**Task directions:** Determine the number of lines containing the word "benefits". Reply with it and nothing else.

**Records to use:**

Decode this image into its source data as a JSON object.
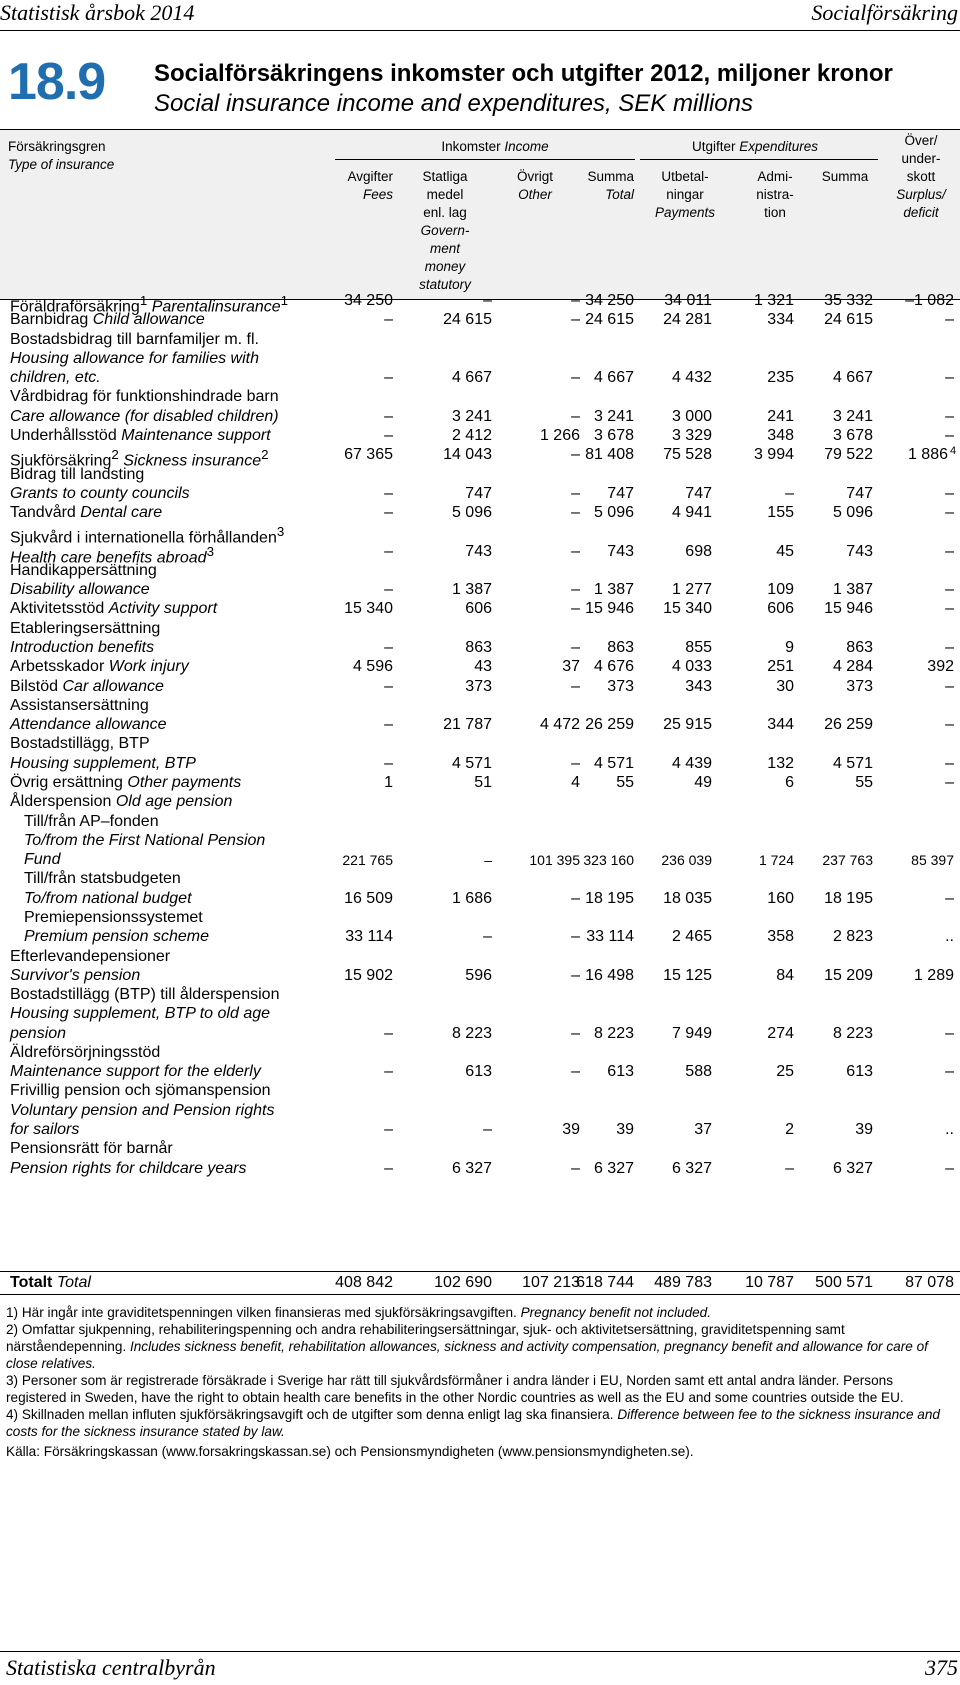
{
  "page_header": {
    "left": "Statistisk årsbok 2014",
    "right": "Socialförsäkring"
  },
  "table_number": "18.9",
  "title_sv": "Socialförsäkringens inkomster och utgifter 2012, miljoner kronor",
  "title_en": "Social insurance income and expenditures, SEK millions",
  "col_headers": {
    "stub_sv": "Försäkringsgren",
    "stub_en": "Type of insurance",
    "income_group_sv": "Inkomster",
    "income_group_en": "Income",
    "exp_group_sv": "Utgifter",
    "exp_group_en": "Expenditures",
    "fees_sv": "Avgifter",
    "fees_en": "Fees",
    "gov_sv1": "Statliga",
    "gov_sv2": "medel",
    "gov_sv3": "enl. lag",
    "gov_en1": "Govern-",
    "gov_en2": "ment",
    "gov_en3": "money",
    "gov_en4": "statutory",
    "other_sv": "Övrigt",
    "other_en": "Other",
    "sum_sv": "Summa",
    "sum_en": "Total",
    "pay_sv1": "Utbetal-",
    "pay_sv2": "ningar",
    "pay_en": "Payments",
    "adm_sv1": "Admi-",
    "adm_sv2": "nistra-",
    "adm_sv3": "tion",
    "exp_sum_sv": "Summa",
    "surplus_sv1": "Över/",
    "surplus_sv2": "under-",
    "surplus_sv3": "skott",
    "surplus_en1": "Surplus/",
    "surplus_en2": "deficit"
  },
  "rows": [
    {
      "label_sv": "Föräldraförsäkring",
      "sup1": "1",
      "label_en": "Parentalinsurance",
      "sup2": "1",
      "values": [
        "34 250",
        "–",
        "–",
        "34 250",
        "34 011",
        "1 321",
        "35 332",
        "–1 082"
      ]
    },
    {
      "label_sv": "Barnbidrag",
      "label_en": "Child allowance",
      "values": [
        "–",
        "24 615",
        "–",
        "24 615",
        "24 281",
        "334",
        "24 615",
        "–"
      ]
    },
    {
      "label_sv": "Bostadsbidrag till barnfamiljer m. fl.",
      "values": []
    },
    {
      "label_en": "Housing allowance for families with",
      "values": []
    },
    {
      "label_en": "children, etc.",
      "values": [
        "–",
        "4 667",
        "–",
        "4 667",
        "4 432",
        "235",
        "4 667",
        "–"
      ]
    },
    {
      "label_sv": "Vårdbidrag för funktionshindrade barn",
      "values": []
    },
    {
      "label_en": "Care allowance (for disabled children)",
      "values": [
        "–",
        "3 241",
        "–",
        "3 241",
        "3 000",
        "241",
        "3 241",
        "–"
      ]
    },
    {
      "label_sv": "Underhållsstöd",
      "label_en": "Maintenance support",
      "values": [
        "–",
        "2 412",
        "1 266",
        "3 678",
        "3 329",
        "348",
        "3 678",
        "–"
      ]
    },
    {
      "label_sv": "Sjukförsäkring",
      "sup1": "2",
      "label_en": "Sickness insurance",
      "sup2": "2",
      "values": [
        "67 365",
        "14 043",
        "–",
        "81 408",
        "75 528",
        "3 994",
        "79 522",
        "1 886"
      ],
      "last_sup": "4"
    },
    {
      "label_sv": "Bidrag till landsting",
      "values": []
    },
    {
      "label_en": "Grants to county councils",
      "values": [
        "–",
        "747",
        "–",
        "747",
        "747",
        "–",
        "747",
        "–"
      ]
    },
    {
      "label_sv": "Tandvård",
      "label_en": "Dental care",
      "values": [
        "–",
        "5 096",
        "–",
        "5 096",
        "4 941",
        "155",
        "5 096",
        "–"
      ]
    },
    {
      "label_sv": "Sjukvård i internationella förhållanden",
      "sup1": "3",
      "values": []
    },
    {
      "label_en": "Health care benefits abroad",
      "sup2": "3",
      "values": [
        "–",
        "743",
        "–",
        "743",
        "698",
        "45",
        "743",
        "–"
      ]
    },
    {
      "label_sv": "Handikappersättning",
      "values": []
    },
    {
      "label_en": "Disability allowance",
      "values": [
        "–",
        "1 387",
        "–",
        "1 387",
        "1 277",
        "109",
        "1 387",
        "–"
      ]
    },
    {
      "label_sv": "Aktivitetsstöd",
      "label_en": "Activity support",
      "values": [
        "15 340",
        "606",
        "–",
        "15 946",
        "15 340",
        "606",
        "15 946",
        "–"
      ]
    },
    {
      "label_sv": "Etableringsersättning",
      "values": []
    },
    {
      "label_en": "Introduction benefits",
      "values": [
        "–",
        "863",
        "–",
        "863",
        "855",
        "9",
        "863",
        "–"
      ]
    },
    {
      "label_sv": "Arbetsskador",
      "label_en": "Work injury",
      "values": [
        "4 596",
        "43",
        "37",
        "4 676",
        "4 033",
        "251",
        "4 284",
        "392"
      ]
    },
    {
      "label_sv": "Bilstöd",
      "label_en": "Car allowance",
      "values": [
        "–",
        "373",
        "–",
        "373",
        "343",
        "30",
        "373",
        "–"
      ]
    },
    {
      "label_sv": "Assistansersättning",
      "values": []
    },
    {
      "label_en": "Attendance allowance",
      "values": [
        "–",
        "21 787",
        "4 472",
        "26 259",
        "25 915",
        "344",
        "26 259",
        "–"
      ]
    },
    {
      "label_sv": "Bostadstillägg, BTP",
      "values": []
    },
    {
      "label_en": "Housing supplement, BTP",
      "values": [
        "–",
        "4 571",
        "–",
        "4 571",
        "4 439",
        "132",
        "4 571",
        "–"
      ]
    },
    {
      "label_sv": "Övrig ersättning",
      "label_en": "Other payments",
      "values": [
        "1",
        "51",
        "4",
        "55",
        "49",
        "6",
        "55",
        "–"
      ]
    },
    {
      "label_sv": "Ålderspension",
      "label_en": "Old age pension",
      "values": []
    },
    {
      "label_sv": "Till/från AP–fonden",
      "indent": true,
      "values": []
    },
    {
      "label_en": "To/from the First National Pension",
      "indent": true,
      "values": []
    },
    {
      "label_en": "Fund",
      "indent": true,
      "small": true,
      "values": [
        "221 765",
        "–",
        "101 395",
        "323 160",
        "236 039",
        "1 724",
        "237 763",
        "85 397"
      ]
    },
    {
      "label_sv": "Till/från statsbudgeten",
      "indent": true,
      "values": []
    },
    {
      "label_en": "To/from national budget",
      "indent": true,
      "values": [
        "16 509",
        "1 686",
        "–",
        "18 195",
        "18 035",
        "160",
        "18 195",
        "–"
      ]
    },
    {
      "label_sv": "Premiepensionssystemet",
      "indent": true,
      "values": []
    },
    {
      "label_en": "Premium pension scheme",
      "indent": true,
      "values": [
        "33 114",
        "–",
        "–",
        "33 114",
        "2 465",
        "358",
        "2 823",
        ".."
      ]
    },
    {
      "label_sv": "Efterlevandepensioner",
      "values": []
    },
    {
      "label_en": "Survivor's pension",
      "values": [
        "15 902",
        "596",
        "–",
        "16 498",
        "15 125",
        "84",
        "15 209",
        "1 289"
      ]
    },
    {
      "label_sv": "Bostadstillägg (BTP) till ålderspension",
      "values": []
    },
    {
      "label_en": "Housing supplement, BTP to old age",
      "values": []
    },
    {
      "label_en": "pension",
      "values": [
        "–",
        "8 223",
        "–",
        "8 223",
        "7 949",
        "274",
        "8 223",
        "–"
      ]
    },
    {
      "label_sv": "Äldreförsörjningsstöd",
      "values": []
    },
    {
      "label_en": "Maintenance support for the elderly",
      "values": [
        "–",
        "613",
        "–",
        "613",
        "588",
        "25",
        "613",
        "–"
      ]
    },
    {
      "label_sv": "Frivillig pension och sjömanspension",
      "values": []
    },
    {
      "label_en": "Voluntary pension and Pension rights",
      "values": []
    },
    {
      "label_en": "for sailors",
      "values": [
        "–",
        "–",
        "39",
        "39",
        "37",
        "2",
        "39",
        ".."
      ]
    },
    {
      "label_sv": "Pensionsrätt för barnår",
      "values": []
    },
    {
      "label_en": "Pension rights for childcare years",
      "values": [
        "–",
        "6 327",
        "–",
        "6 327",
        "6 327",
        "–",
        "6 327",
        "–"
      ]
    }
  ],
  "total": {
    "label_sv": "Totalt",
    "label_en": "Total",
    "values": [
      "408 842",
      "102 690",
      "107 213",
      "618 744",
      "489 783",
      "10 787",
      "500 571",
      "87 078"
    ]
  },
  "notes": {
    "n1_sv": "1) Här ingår inte graviditetspenningen vilken finansieras med sjukförsäkringsavgiften. ",
    "n1_en": "Pregnancy benefit not included.",
    "n2_sv": "2) Omfattar sjukpenning, rehabiliteringspenning och andra rehabiliteringsersättningar, sjuk- och aktivitetsersättning, graviditetspenning samt närståendepenning. ",
    "n2_en": "Includes sickness benefit, rehabilitation allowances, sickness and activity compensation, pregnancy benefit and allowance for care of close relatives.",
    "n3_sv": "3) Personer som är registrerade försäkrade i Sverige har rätt till sjukvårdsförmåner i andra länder i EU, Norden samt ett antal andra länder. Persons registered in Sweden, have the right to obtain health care benefits in the other Nordic countries as well as the EU and some countries outside the EU.",
    "n4_sv": "4) Skillnaden mellan influten sjukförsäkringsavgift och de utgifter som denna enligt lag ska finansiera. ",
    "n4_en": "Difference between fee to the sickness insurance and costs for the sickness insurance stated by law.",
    "source": "Källa: Försäkringskassan (www.forsakringskassan.se) och Pensionsmyndigheten (www.pensionsmyndigheten.se)."
  },
  "page_footer": {
    "left": "Statistiska centralbyrån",
    "right": "375"
  },
  "colors": {
    "title_number": "#1f6fb0",
    "header_bg": "#f0f0f0"
  }
}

**Answer to the problem:** 3